**Do this**
Filter this data down to the lines that hold "товаров", and copy them.

--- begin Entries supplied ---

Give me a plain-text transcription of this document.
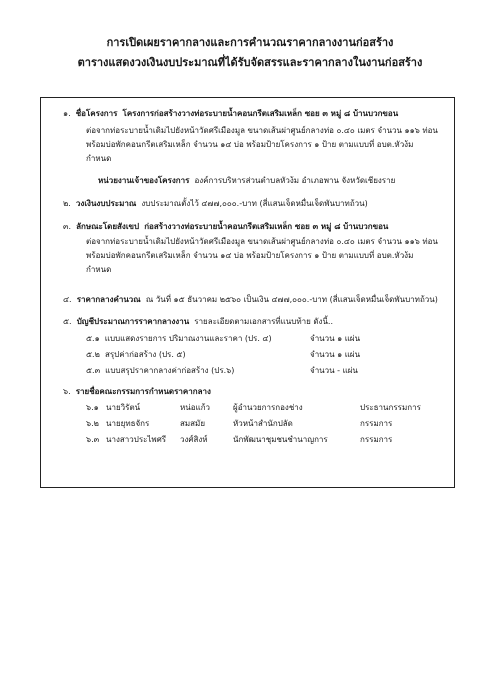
การเปิดเผยราคากลางและการคำนวณราคากลางงานก่อสร้าง
ตารางแสดงวงเงินงบประมาณที่ได้รับจัดสรรและราคากลางในงานก่อสร้าง
๑. ชื่อโครงการ โครงการก่อสร้างวางท่อระบายน้ำคอนกรีตเสริมเหล็ก ซอย ๓ หมู่ ๘ บ้านบวกขอน
ต่อจากท่อระบายน้ำเดิมไปยังหน้าวัดศรีเมืองมูล ขนาดเส้นผ่าศูนย์กลางท่อ ๐.๔๐ เมตร จำนวน ๑๑๖ ท่อน
พร้อมบ่อพักคอนกรีตเสริมเหล็ก จำนวน ๑๔ บ่อ พร้อมป้ายโครงการ ๑ ป้าย ตามแบบที่ อบต.หัวง้ม
กำหนด
หน่วยงานเจ้าของโครงการ องค์การบริหารส่วนตำบลหัวง้ม อำเภอพาน จังหวัดเชียงราย
๒. วงเงินงบประมาณ งบประมาณตั้งไว้ ๔๗๗,๐๐๐.-บาท (สี่แสนเจ็ดหมื่นเจ็ดพันบาทถ้วน)
๓. ลักษณะโดยสังเขป ก่อสร้างวางท่อระบายน้ำคอนกรีตเสริมเหล็ก ซอย ๓ หมู่ ๘ บ้านบวกขอน
ต่อจากท่อระบายน้ำเดิมไปยังหน้าวัดศรีเมืองมูล ขนาดเส้นผ่าศูนย์กลางท่อ ๐.๔๐ เมตร จำนวน ๑๑๖ ท่อน
พร้อมบ่อพักคอนกรีตเสริมเหล็ก จำนวน ๑๔ บ่อ พร้อมป้ายโครงการ ๑ ป้าย ตามแบบที่ อบต.หัวง้ม
กำหนด
๔. ราคากลางคำนวณ ณ วันที่ ๑๕ ธันวาคม ๒๕๖๐ เป็นเงิน ๔๗๗,๐๐๐.-บาท (สี่แสนเจ็ดหมื่นเจ็ดพันบาทถ้วน)
๕. บัญชีประมาณการราคากลางงาน รายละเอียดตามเอกสารที่แนบท้าย ดังนี้..
๕.๑ แบบแสดงรายการ ปริมาณงานและราคา (ปร. ๔)	จำนวน ๑ แผ่น
๕.๒ สรุปค่าก่อสร้าง (ปร. ๕)	จำนวน ๑ แผ่น
๕.๓ แบบสรุปราคากลางค่าก่อสร้าง (ปร.๖)	จำนวน - แผ่น
๖. รายชื่อคณะกรรมการกำหนดราคากลาง
๖.๑ นายวิรัตน์	หน่อแก้ว	ผู้อำนวยการกองช่าง	ประธานกรรมการ
๖.๒ นายยุทธจักร	สมสมัย	หัวหน้าสำนักปลัด	กรรมการ
๖.๓ นางสาวประไพศรี วงศ์สิงห์	นักพัฒนาชุมชนชำนาญการ	กรรมการ
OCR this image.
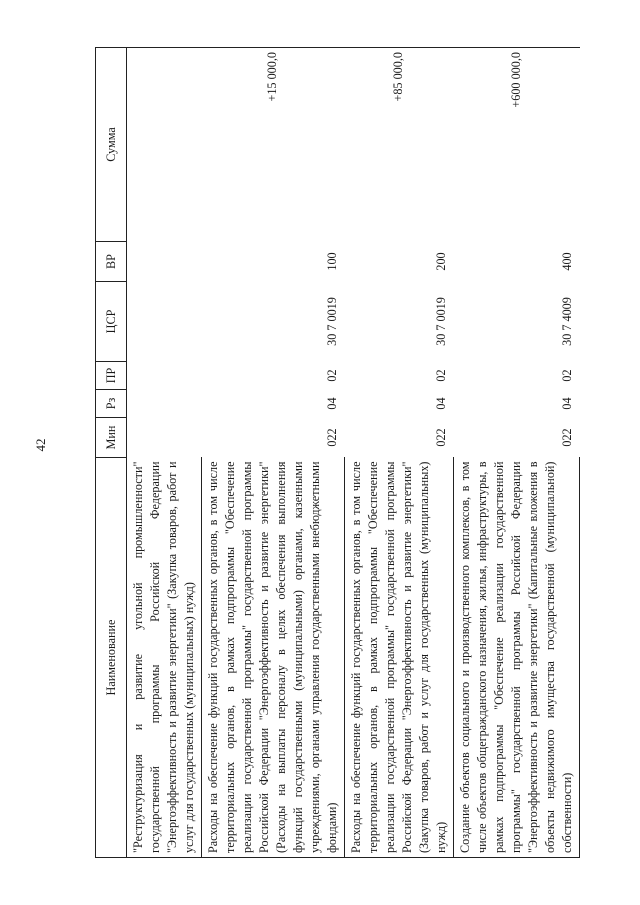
42
Наименование	Мин	Рз	ПР	ЦСР	ВР	Сумма
"Реструктуризация и развитие угольной промышленности" государственной программы Российской Федерации "Энергоэффективность и развитие энергетики" (Закупка товаров, работ и услуг для государственных (муниципальных) нужд)						
Расходы на обеспечение функций государственных органов, в том числе территориальных органов, в рамках подпрограммы "Обеспечение реализации государственной программы" государственной программы Российской Федерации "Энергоэффективность и развитие энергетики" (Расходы на выплаты персоналу в целях обеспечения выполнения функций государственными (муниципальными) органами, казенными учреждениями, органами управления государственными внебюджетными фондами)	022	04	02	30 7 0019	100	+15 000,0
Расходы на обеспечение функций государственных органов, в том числе территориальных органов, в рамках подпрограммы "Обеспечение реализации государственной программы" государственной программы Российской Федерации "Энергоэффективность и развитие энергетики" (Закупка товаров, работ и услуг для государственных (муниципальных) нужд)	022	04	02	30 7 0019	200	+85 000,0
Создание объектов социального и производственного комплексов, в том числе объектов общегражданского назначения, жилья, инфраструктуры, в рамках подпрограммы "Обеспечение реализации государственной программы" государственной программы Российской Федерации "Энергоэффективность и развитие энергетики" (Капитальные вложения в объекты недвижимого имущества государственной (муниципальной) собственности)	022	04	02	30 7 4009	400	+600 000,0
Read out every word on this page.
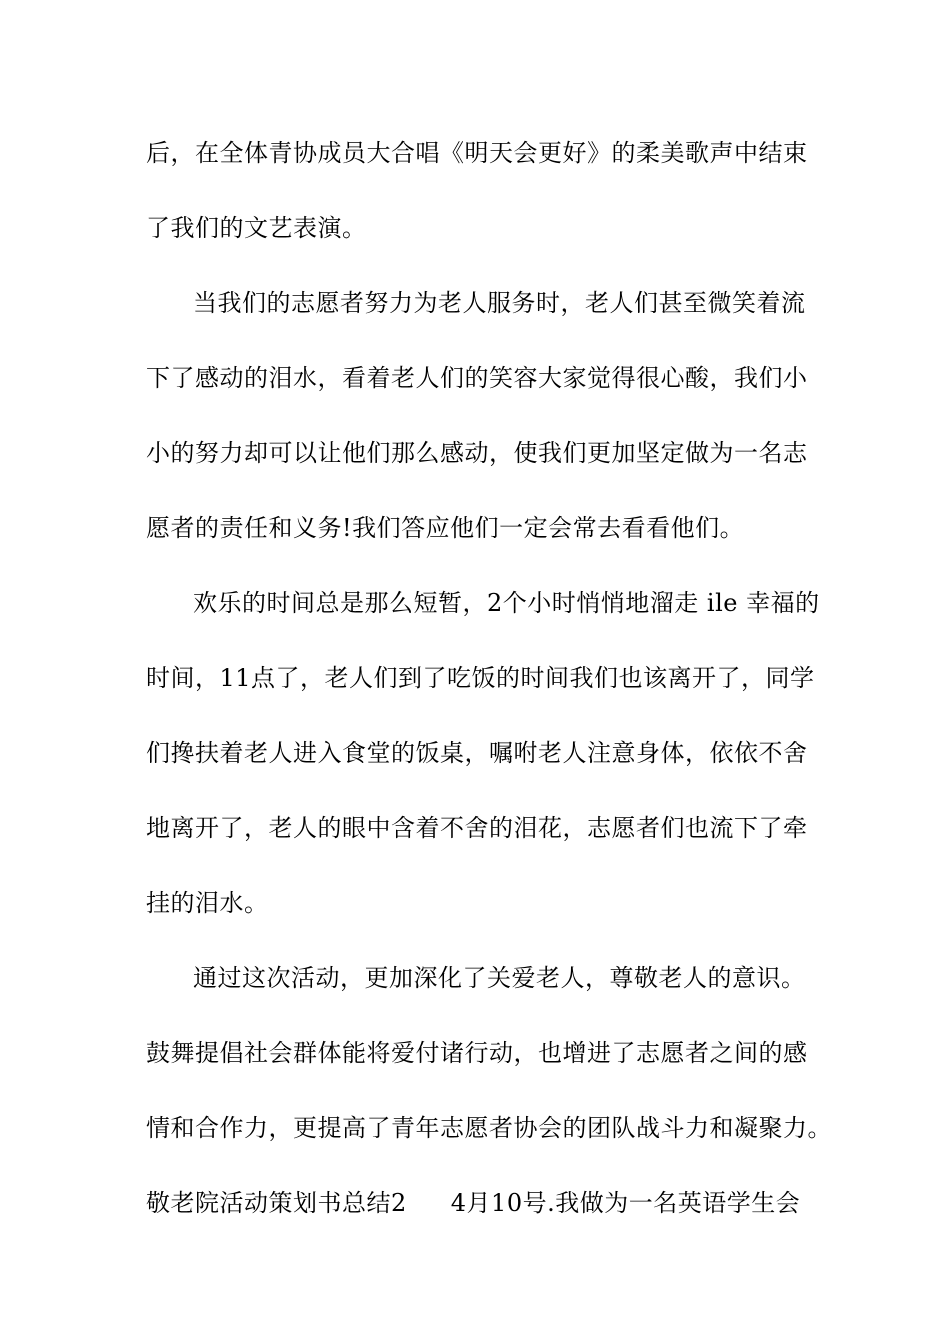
后，在全体青协成员大合唱《明天会更好》的柔美歌声中结束
了我们的文艺表演。
当我们的志愿者努力为老人服务时，老人们甚至微笑着流
下了感动的泪水，看着老人们的笑容大家觉得很心酸，我们小
小的努力却可以让他们那么感动，使我们更加坚定做为一名志
愿者的责任和义务!我们答应他们一定会常去看看他们。
欢乐的时间总是那么短暂，2个小时悄悄地溜走 ile 幸福的
时间，11点了，老人们到了吃饭的时间我们也该离开了，同学
们搀扶着老人进入食堂的饭桌，嘱咐老人注意身体，依依不舍
地离开了，老人的眼中含着不舍的泪花，志愿者们也流下了牵
挂的泪水。
通过这次活动，更加深化了关爱老人，尊敬老人的意识。
鼓舞提倡社会群体能将爱付诸行动，也增进了志愿者之间的感
情和合作力，更提高了青年志愿者协会的团队战斗力和凝聚力。
敬老院活动策划书总结2 4月10号.我做为一名英语学生会
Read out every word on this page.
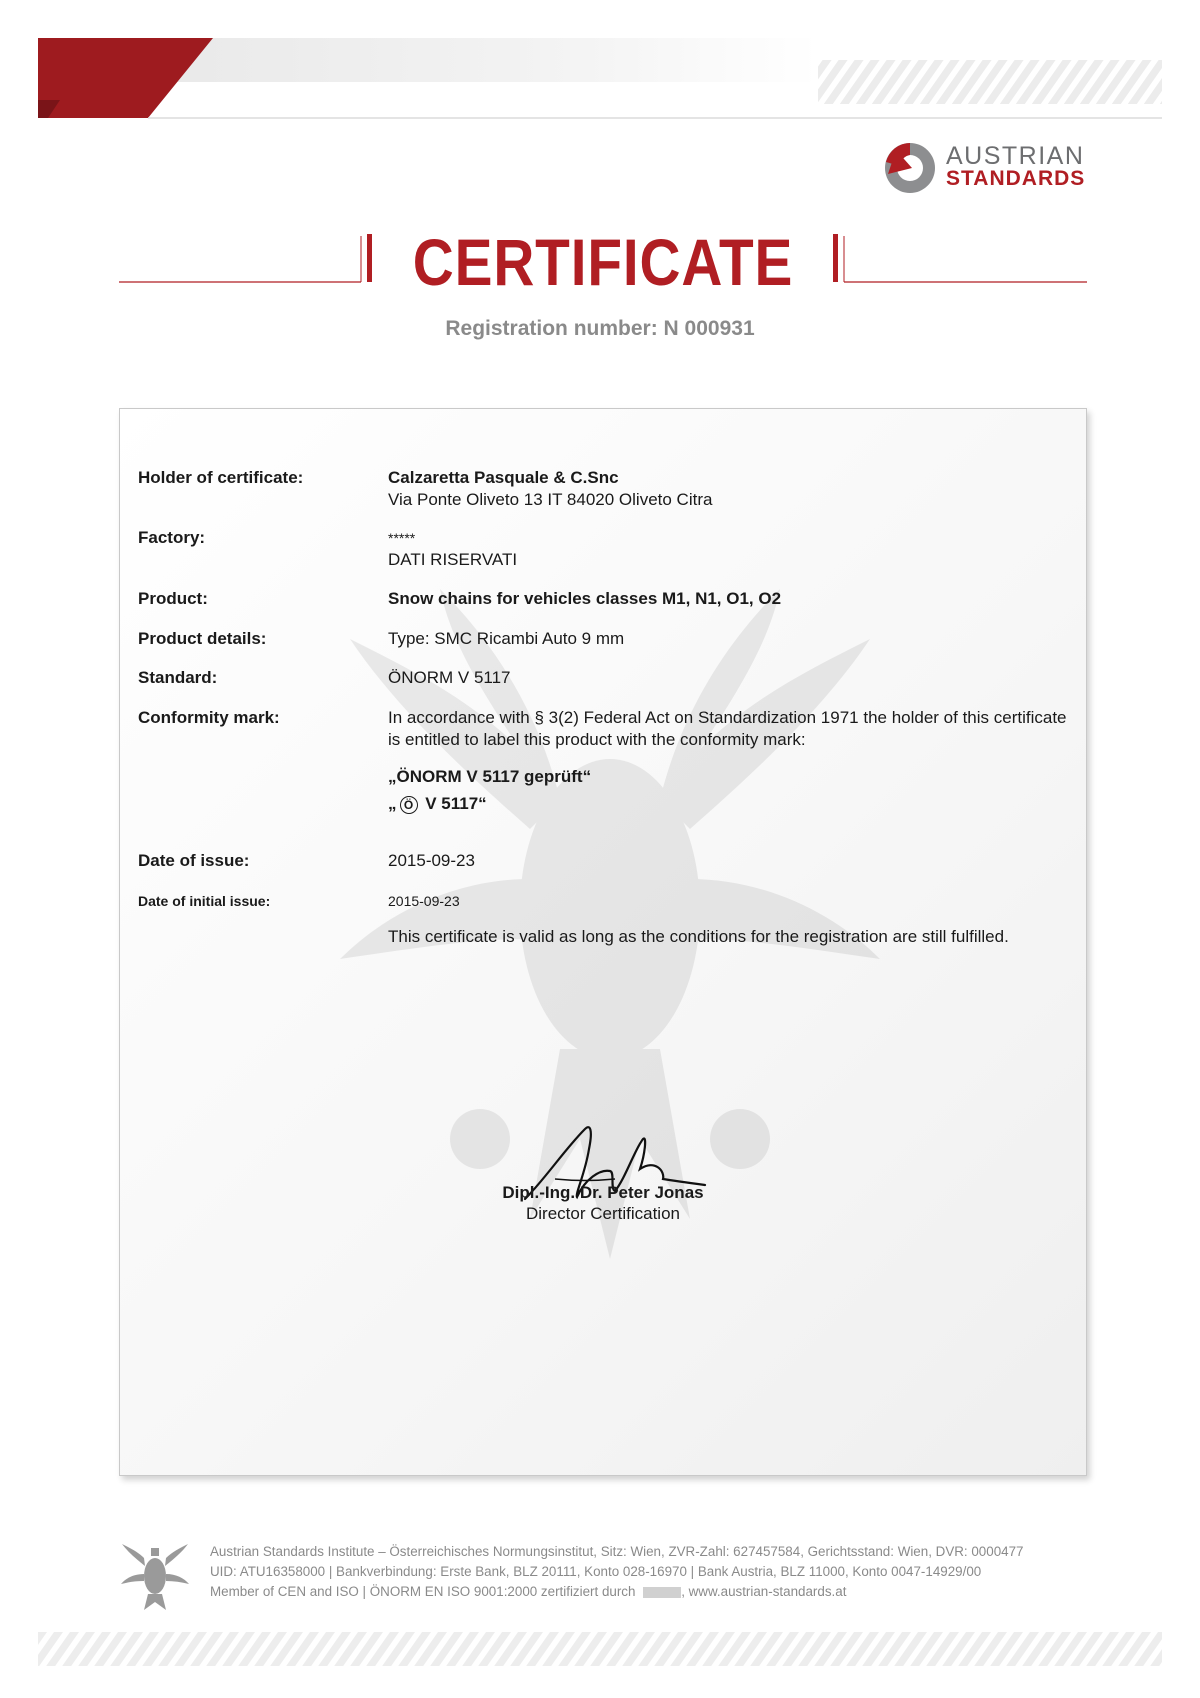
AUSTRIAN
STANDARDS
CERTIFICATE
Registration number: N 000931
Holder of certificate:	Calzaretta Pasquale & C.Snc
Via Ponte Oliveto 13 IT 84020 Oliveto Citra
Factory:	*****
DATI RISERVATI
Product:	Snow chains for vehicles classes M1, N1, O1, O2
Product details:	Type: SMC Ricambi Auto 9 mm
Standard:	ÖNORM V 5117
Conformity mark:	In accordance with § 3(2) Federal Act on Standardization 1971 the holder of this certificate is entitled to label this product with the conformity mark:
„ÖNORM V 5117 geprüft“
„ Ö V 5117“
Date of issue:	2015-09-23
Date of initial issue:	2015-09-23
This certificate is valid as long as the conditions for the registration are still fulfilled.
Dipl.-Ing. Dr. Peter Jonas
Director Certification
Austrian Standards Institute – Österreichisches Normungsinstitut, Sitz: Wien, ZVR-Zahl: 627457584, Gerichtsstand: Wien, DVR: 0000477
UID: ATU16358000 | Bankverbindung: Erste Bank, BLZ 20111, Konto 028-16970 | Bank Austria, BLZ 11000, Konto 0047-14929/00
Member of CEN and ISO | ÖNORM EN ISO 9001:2000 zertifiziert durch	, www.austrian-standards.at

--- end Entries supplied ---

**Output for this task**
"Реструктуризация и развитие угольной промышленности" государственной программы Российской Федерации "Энергоэффективность и развитие энергетики" (Закупка товаров, работ и услуг для государственных (муниципальных) нужд)						
Расходы на обеспечение функций государственных органов, в том числе территориальных органов, в рамках подпрограммы "Обеспечение реализации государственной программы" государственной программы Российской Федерации "Энергоэффективность и развитие энергетики" (Закупка товаров, работ и услуг для государственных (муниципальных) нужд)	022	04	02	30 7 0019	200	+85 000,0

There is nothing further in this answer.